== SUPPLIED RECORDS ==
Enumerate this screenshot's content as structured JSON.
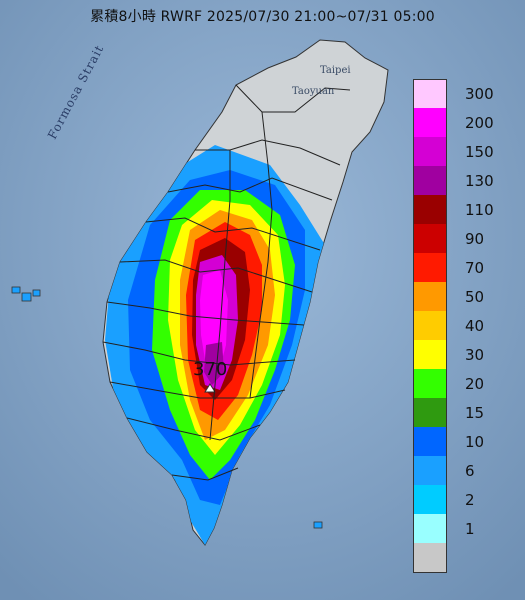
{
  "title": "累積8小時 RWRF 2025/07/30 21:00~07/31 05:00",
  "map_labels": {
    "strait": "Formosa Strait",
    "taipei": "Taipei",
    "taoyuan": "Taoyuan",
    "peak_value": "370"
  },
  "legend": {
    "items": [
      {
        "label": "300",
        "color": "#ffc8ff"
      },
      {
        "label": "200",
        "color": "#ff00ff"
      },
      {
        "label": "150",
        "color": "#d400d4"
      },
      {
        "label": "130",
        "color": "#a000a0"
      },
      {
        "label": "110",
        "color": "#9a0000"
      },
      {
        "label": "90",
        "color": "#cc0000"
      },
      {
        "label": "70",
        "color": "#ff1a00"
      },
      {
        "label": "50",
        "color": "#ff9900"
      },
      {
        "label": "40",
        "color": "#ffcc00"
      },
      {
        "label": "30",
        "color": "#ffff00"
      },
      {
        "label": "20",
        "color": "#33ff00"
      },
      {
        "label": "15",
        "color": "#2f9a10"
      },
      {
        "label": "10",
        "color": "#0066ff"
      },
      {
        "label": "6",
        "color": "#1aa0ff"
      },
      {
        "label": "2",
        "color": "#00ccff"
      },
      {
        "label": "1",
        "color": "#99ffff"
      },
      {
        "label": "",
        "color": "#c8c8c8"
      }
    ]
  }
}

---

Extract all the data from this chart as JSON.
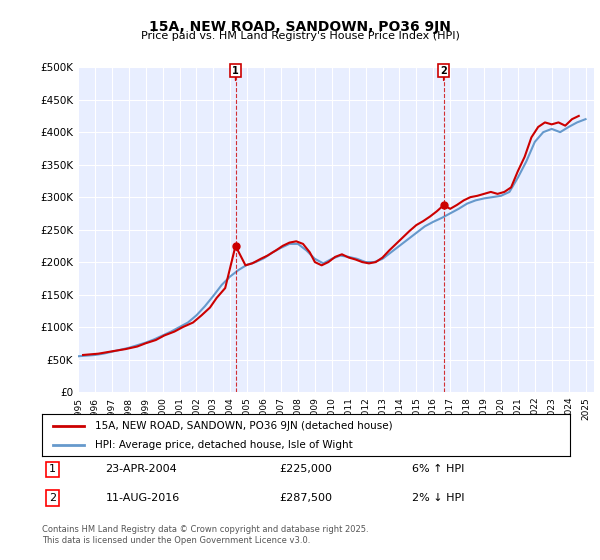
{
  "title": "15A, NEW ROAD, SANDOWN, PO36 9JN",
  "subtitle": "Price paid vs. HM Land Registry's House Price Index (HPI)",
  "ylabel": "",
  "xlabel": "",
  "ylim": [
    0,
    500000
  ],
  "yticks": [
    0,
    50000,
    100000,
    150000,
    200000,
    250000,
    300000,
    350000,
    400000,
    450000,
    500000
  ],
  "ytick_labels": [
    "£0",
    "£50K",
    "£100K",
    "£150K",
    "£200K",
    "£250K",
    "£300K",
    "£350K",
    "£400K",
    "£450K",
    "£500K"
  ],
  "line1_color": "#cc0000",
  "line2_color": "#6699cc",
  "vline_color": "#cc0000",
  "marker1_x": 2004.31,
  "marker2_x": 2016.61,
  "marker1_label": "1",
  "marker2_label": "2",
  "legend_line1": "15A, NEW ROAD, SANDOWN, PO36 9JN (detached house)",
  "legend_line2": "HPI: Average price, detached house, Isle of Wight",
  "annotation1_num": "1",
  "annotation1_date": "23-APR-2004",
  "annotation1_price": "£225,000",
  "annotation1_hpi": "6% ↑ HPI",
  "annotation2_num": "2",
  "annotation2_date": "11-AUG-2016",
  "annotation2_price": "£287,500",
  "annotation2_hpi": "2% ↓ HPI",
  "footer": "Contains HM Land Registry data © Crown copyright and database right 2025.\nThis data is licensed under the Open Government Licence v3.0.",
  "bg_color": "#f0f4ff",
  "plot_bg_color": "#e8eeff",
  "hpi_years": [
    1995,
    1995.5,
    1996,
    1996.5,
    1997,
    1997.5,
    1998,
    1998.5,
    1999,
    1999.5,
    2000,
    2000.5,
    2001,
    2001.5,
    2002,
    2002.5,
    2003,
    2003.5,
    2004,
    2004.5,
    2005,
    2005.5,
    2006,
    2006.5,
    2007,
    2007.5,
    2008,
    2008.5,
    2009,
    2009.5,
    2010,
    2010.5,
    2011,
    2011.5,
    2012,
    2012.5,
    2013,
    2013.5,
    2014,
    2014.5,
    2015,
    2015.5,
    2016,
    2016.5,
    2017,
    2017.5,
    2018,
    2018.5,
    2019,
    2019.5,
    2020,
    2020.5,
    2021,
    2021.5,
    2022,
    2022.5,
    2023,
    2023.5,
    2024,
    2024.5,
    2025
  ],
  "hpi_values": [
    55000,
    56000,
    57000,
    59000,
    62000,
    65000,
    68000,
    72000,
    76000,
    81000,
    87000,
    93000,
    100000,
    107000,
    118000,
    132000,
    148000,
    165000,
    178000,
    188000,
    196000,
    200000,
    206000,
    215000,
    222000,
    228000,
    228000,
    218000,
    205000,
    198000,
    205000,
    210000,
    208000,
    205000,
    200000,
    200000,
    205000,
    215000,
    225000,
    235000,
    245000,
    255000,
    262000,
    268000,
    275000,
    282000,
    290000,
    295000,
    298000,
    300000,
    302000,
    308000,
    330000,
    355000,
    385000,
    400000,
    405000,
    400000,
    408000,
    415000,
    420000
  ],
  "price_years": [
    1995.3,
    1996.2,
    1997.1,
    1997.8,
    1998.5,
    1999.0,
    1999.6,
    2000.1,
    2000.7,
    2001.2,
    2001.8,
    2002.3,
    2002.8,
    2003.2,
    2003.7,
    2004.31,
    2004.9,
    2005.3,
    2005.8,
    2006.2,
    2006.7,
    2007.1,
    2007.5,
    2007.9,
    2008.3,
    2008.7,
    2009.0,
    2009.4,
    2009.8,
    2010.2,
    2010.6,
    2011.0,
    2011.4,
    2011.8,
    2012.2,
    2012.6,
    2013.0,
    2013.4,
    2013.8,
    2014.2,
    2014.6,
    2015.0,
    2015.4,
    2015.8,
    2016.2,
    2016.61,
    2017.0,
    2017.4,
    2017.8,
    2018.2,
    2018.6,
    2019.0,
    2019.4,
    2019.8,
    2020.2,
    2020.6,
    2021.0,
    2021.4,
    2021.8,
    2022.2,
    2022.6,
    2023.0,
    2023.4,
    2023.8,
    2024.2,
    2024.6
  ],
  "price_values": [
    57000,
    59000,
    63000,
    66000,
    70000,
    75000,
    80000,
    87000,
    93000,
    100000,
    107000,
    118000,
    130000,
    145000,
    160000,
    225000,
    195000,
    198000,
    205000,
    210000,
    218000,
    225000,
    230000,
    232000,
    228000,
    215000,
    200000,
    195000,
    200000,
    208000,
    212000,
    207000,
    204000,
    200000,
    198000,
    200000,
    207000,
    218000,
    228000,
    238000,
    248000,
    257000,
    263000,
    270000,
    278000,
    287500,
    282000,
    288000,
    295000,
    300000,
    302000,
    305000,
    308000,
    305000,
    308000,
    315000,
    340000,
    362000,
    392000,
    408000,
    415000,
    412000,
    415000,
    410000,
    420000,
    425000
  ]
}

== WHAT IS BEING ASKED ==
Look through the entries above; copy each line where the string "JSON" appears.

== RESPONSE ==
Enumerate this screenshot's content as structured JSON.
Extract all the data from this chart as JSON.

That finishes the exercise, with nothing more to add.